What the exercise asks: Search the records for "întregului". Copy every line where it appears.

Extracted records
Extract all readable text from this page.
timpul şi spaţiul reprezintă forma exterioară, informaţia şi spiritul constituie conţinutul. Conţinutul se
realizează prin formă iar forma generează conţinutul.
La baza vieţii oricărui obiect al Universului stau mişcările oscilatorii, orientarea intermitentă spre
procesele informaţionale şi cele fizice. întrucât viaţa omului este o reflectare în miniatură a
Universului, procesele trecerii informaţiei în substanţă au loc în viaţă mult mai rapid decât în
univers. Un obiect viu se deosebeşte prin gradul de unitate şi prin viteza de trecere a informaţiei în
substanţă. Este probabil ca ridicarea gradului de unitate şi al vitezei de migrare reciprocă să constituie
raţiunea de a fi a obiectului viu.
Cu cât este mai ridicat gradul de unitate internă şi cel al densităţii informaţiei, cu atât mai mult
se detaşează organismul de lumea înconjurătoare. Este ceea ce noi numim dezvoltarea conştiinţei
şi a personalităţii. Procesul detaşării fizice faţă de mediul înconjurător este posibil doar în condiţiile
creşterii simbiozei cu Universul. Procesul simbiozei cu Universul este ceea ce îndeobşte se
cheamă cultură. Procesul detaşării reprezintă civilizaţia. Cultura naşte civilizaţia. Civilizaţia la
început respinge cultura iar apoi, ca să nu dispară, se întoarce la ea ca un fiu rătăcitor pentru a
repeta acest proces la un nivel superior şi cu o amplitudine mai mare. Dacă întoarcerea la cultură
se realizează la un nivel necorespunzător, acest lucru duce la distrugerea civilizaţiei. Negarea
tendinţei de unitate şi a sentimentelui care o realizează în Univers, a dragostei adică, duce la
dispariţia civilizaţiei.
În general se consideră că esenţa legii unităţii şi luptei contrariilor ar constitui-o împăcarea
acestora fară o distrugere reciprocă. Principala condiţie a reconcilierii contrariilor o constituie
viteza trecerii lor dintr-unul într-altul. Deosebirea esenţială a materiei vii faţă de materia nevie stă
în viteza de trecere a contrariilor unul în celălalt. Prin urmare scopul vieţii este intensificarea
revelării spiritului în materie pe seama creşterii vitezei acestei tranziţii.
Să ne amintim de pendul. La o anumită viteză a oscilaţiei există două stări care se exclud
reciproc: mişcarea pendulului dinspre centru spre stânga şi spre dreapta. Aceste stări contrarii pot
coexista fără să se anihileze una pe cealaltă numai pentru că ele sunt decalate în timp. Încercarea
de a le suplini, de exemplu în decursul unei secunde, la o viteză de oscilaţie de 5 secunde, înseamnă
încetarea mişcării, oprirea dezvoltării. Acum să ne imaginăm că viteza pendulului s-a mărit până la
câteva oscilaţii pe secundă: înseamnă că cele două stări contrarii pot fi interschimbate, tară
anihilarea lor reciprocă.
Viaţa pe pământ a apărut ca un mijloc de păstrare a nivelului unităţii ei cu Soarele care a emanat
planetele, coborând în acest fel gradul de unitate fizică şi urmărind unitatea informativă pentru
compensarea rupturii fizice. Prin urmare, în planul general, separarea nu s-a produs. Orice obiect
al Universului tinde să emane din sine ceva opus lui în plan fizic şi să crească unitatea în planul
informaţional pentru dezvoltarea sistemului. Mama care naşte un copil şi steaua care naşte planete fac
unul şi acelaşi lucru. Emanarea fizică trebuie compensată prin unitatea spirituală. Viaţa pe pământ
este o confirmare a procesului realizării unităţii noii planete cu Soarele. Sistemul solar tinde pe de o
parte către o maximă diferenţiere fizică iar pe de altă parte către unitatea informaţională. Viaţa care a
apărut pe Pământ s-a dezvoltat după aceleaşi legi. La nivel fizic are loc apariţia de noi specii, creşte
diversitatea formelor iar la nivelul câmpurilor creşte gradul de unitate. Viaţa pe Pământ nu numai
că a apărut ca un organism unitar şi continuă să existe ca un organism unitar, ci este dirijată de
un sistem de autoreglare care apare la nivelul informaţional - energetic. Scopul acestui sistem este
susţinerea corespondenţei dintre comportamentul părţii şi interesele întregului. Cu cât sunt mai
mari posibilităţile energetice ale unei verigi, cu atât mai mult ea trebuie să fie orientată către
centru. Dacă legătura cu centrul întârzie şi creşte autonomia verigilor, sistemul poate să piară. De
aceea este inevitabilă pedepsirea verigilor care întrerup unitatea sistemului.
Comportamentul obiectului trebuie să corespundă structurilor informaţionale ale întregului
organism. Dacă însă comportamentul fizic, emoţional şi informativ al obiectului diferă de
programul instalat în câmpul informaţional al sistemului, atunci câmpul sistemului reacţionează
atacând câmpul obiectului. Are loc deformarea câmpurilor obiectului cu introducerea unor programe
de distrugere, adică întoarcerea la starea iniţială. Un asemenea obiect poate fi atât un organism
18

Output for this task:
susţinerea corespondenţei dintre comportamentul părţii şi interesele întregului. Cu cât sunt mai
Comportamentul obiectului trebuie să corespundă structurilor informaţionale ale întregului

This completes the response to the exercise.